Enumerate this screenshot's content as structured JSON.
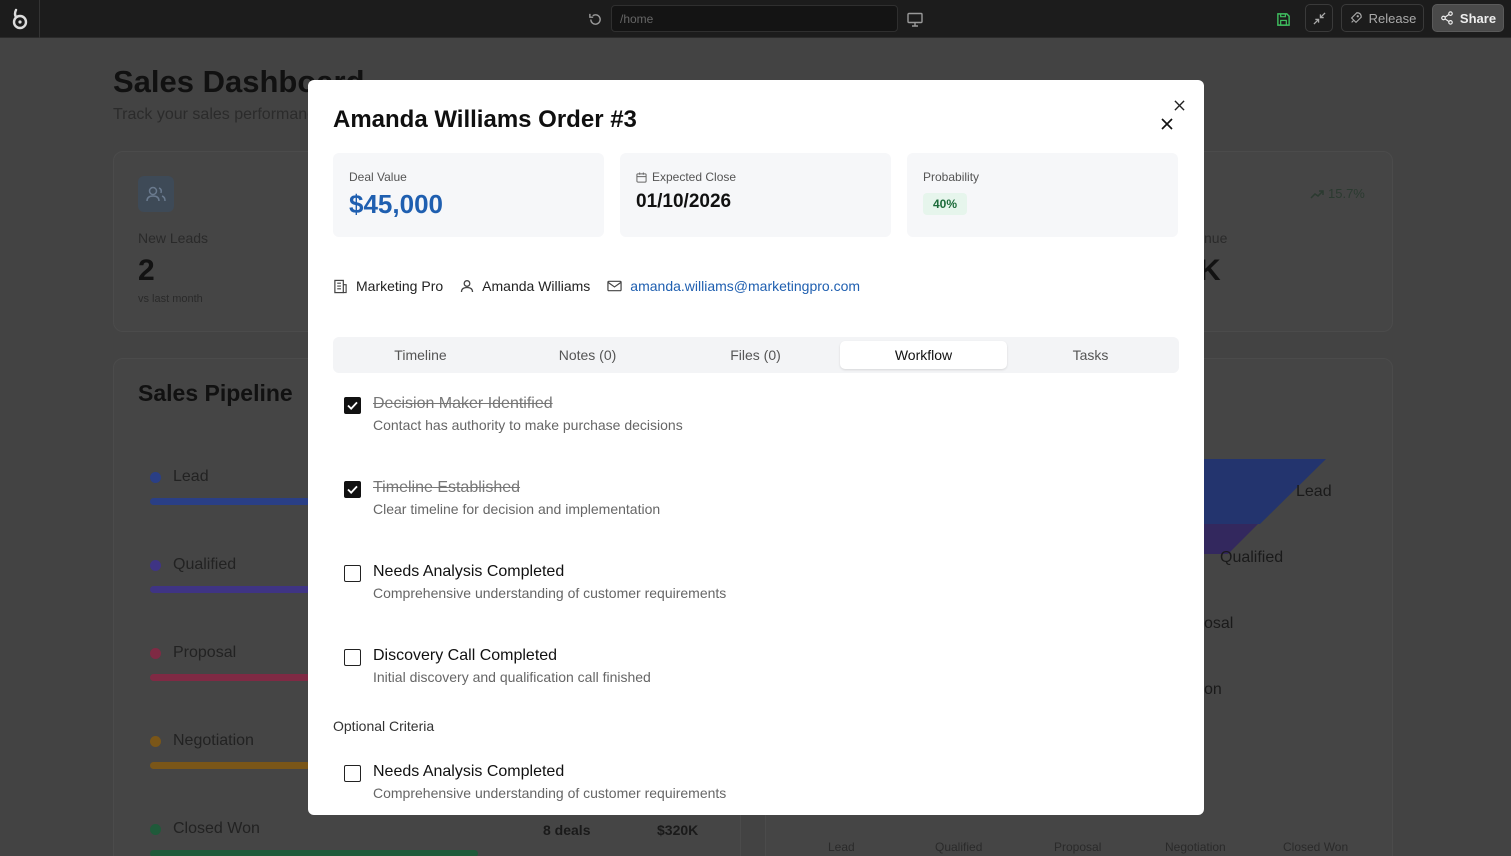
{
  "topbar": {
    "url_placeholder": "/home",
    "release_label": "Release",
    "share_label": "Share"
  },
  "dashboard": {
    "title": "Sales Dashboard",
    "subtitle": "Track your sales performance",
    "stats": {
      "new_leads_label": "New Leads",
      "new_leads_value": "2",
      "new_leads_foot": "vs last month",
      "revenue_label": "nue",
      "revenue_value": "K",
      "trend": "15.7%"
    },
    "pipeline": {
      "title": "Sales Pipeline",
      "stages": [
        {
          "label": "Lead",
          "color": "#2a3f86"
        },
        {
          "label": "Qualified",
          "color": "#3f3484"
        },
        {
          "label": "Proposal",
          "color": "#7f2a44"
        },
        {
          "label": "Negotiation",
          "color": "#7a5618"
        },
        {
          "label": "Closed Won",
          "color": "#1f5a3a"
        }
      ],
      "closed_won_deals": "8 deals",
      "closed_won_amount": "$320K"
    },
    "funnel": {
      "labels": [
        "Lead",
        "Qualified",
        "osal",
        "on"
      ],
      "x_labels": [
        "Lead",
        "Qualified",
        "Proposal",
        "Negotiation",
        "Closed Won"
      ]
    }
  },
  "modal": {
    "title": "Amanda Williams Order #3",
    "deal_value_label": "Deal Value",
    "deal_value": "$45,000",
    "expected_close_label": "Expected Close",
    "expected_close": "01/10/2026",
    "probability_label": "Probability",
    "probability": "40%",
    "company": "Marketing Pro",
    "contact": "Amanda Williams",
    "email": "amanda.williams@marketingpro.com",
    "tabs": [
      "Timeline",
      "Notes (0)",
      "Files (0)",
      "Workflow",
      "Tasks"
    ],
    "active_tab": "Workflow",
    "checklist": [
      {
        "title": "Decision Maker Identified",
        "desc": "Contact has authority to make purchase decisions",
        "checked": true
      },
      {
        "title": "Timeline Established",
        "desc": "Clear timeline for decision and implementation",
        "checked": true
      },
      {
        "title": "Needs Analysis Completed",
        "desc": "Comprehensive understanding of customer requirements",
        "checked": false
      },
      {
        "title": "Discovery Call Completed",
        "desc": "Initial discovery and qualification call finished",
        "checked": false
      }
    ],
    "optional_label": "Optional Criteria",
    "optional": [
      {
        "title": "Needs Analysis Completed",
        "desc": "Comprehensive understanding of customer requirements",
        "checked": false
      }
    ]
  },
  "colors": {
    "accent_blue": "#1f5fb0",
    "badge_green_bg": "#e6f5ec",
    "badge_green_text": "#1c6b3a",
    "save_green": "#3fbf5f"
  }
}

============================================================

# GIVEN INSTRUCTION
Copy every record above exactly, leaving out the pictures.

# THE RESULT
Enumerate this screenshot's content as structured JSON.
{
  "topbar": {
    "url_placeholder": "/home",
    "release_label": "Release",
    "share_label": "Share"
  },
  "dashboard": {
    "title": "Sales Dashboard",
    "subtitle": "Track your sales performance",
    "stats": {
      "new_leads_label": "New Leads",
      "new_leads_value": "2",
      "new_leads_foot": "vs last month",
      "revenue_label": "nue",
      "revenue_value": "K",
      "trend": "15.7%"
    },
    "pipeline": {
      "title": "Sales Pipeline",
      "stages": [
        {
          "label": "Lead",
          "color": "#2a3f86"
        },
        {
          "label": "Qualified",
          "color": "#3f3484"
        },
        {
          "label": "Proposal",
          "color": "#7f2a44"
        },
        {
          "label": "Negotiation",
          "color": "#7a5618"
        },
        {
          "label": "Closed Won",
          "color": "#1f5a3a"
        }
      ],
      "closed_won_deals": "8 deals",
      "closed_won_amount": "$320K"
    },
    "funnel": {
      "labels": [
        "Lead",
        "Qualified",
        "osal",
        "on"
      ],
      "x_labels": [
        "Lead",
        "Qualified",
        "Proposal",
        "Negotiation",
        "Closed Won"
      ]
    }
  },
  "modal": {
    "title": "Amanda Williams Order #3",
    "deal_value_label": "Deal Value",
    "deal_value": "$45,000",
    "expected_close_label": "Expected Close",
    "expected_close": "01/10/2026",
    "probability_label": "Probability",
    "probability": "40%",
    "company": "Marketing Pro",
    "contact": "Amanda Williams",
    "email": "amanda.williams@marketingpro.com",
    "tabs": [
      "Timeline",
      "Notes (0)",
      "Files (0)",
      "Workflow",
      "Tasks"
    ],
    "active_tab": "Workflow",
    "checklist": [
      {
        "title": "Decision Maker Identified",
        "desc": "Contact has authority to make purchase decisions",
        "checked": true
      },
      {
        "title": "Timeline Established",
        "desc": "Clear timeline for decision and implementation",
        "checked": true
      },
      {
        "title": "Needs Analysis Completed",
        "desc": "Comprehensive understanding of customer requirements",
        "checked": false
      },
      {
        "title": "Discovery Call Completed",
        "desc": "Initial discovery and qualification call finished",
        "checked": false
      }
    ],
    "optional_label": "Optional Criteria",
    "optional": [
      {
        "title": "Needs Analysis Completed",
        "desc": "Comprehensive understanding of customer requirements",
        "checked": false
      }
    ]
  },
  "colors": {
    "accent_blue": "#1f5fb0",
    "badge_green_bg": "#e6f5ec",
    "badge_green_text": "#1c6b3a",
    "save_green": "#3fbf5f"
  }
}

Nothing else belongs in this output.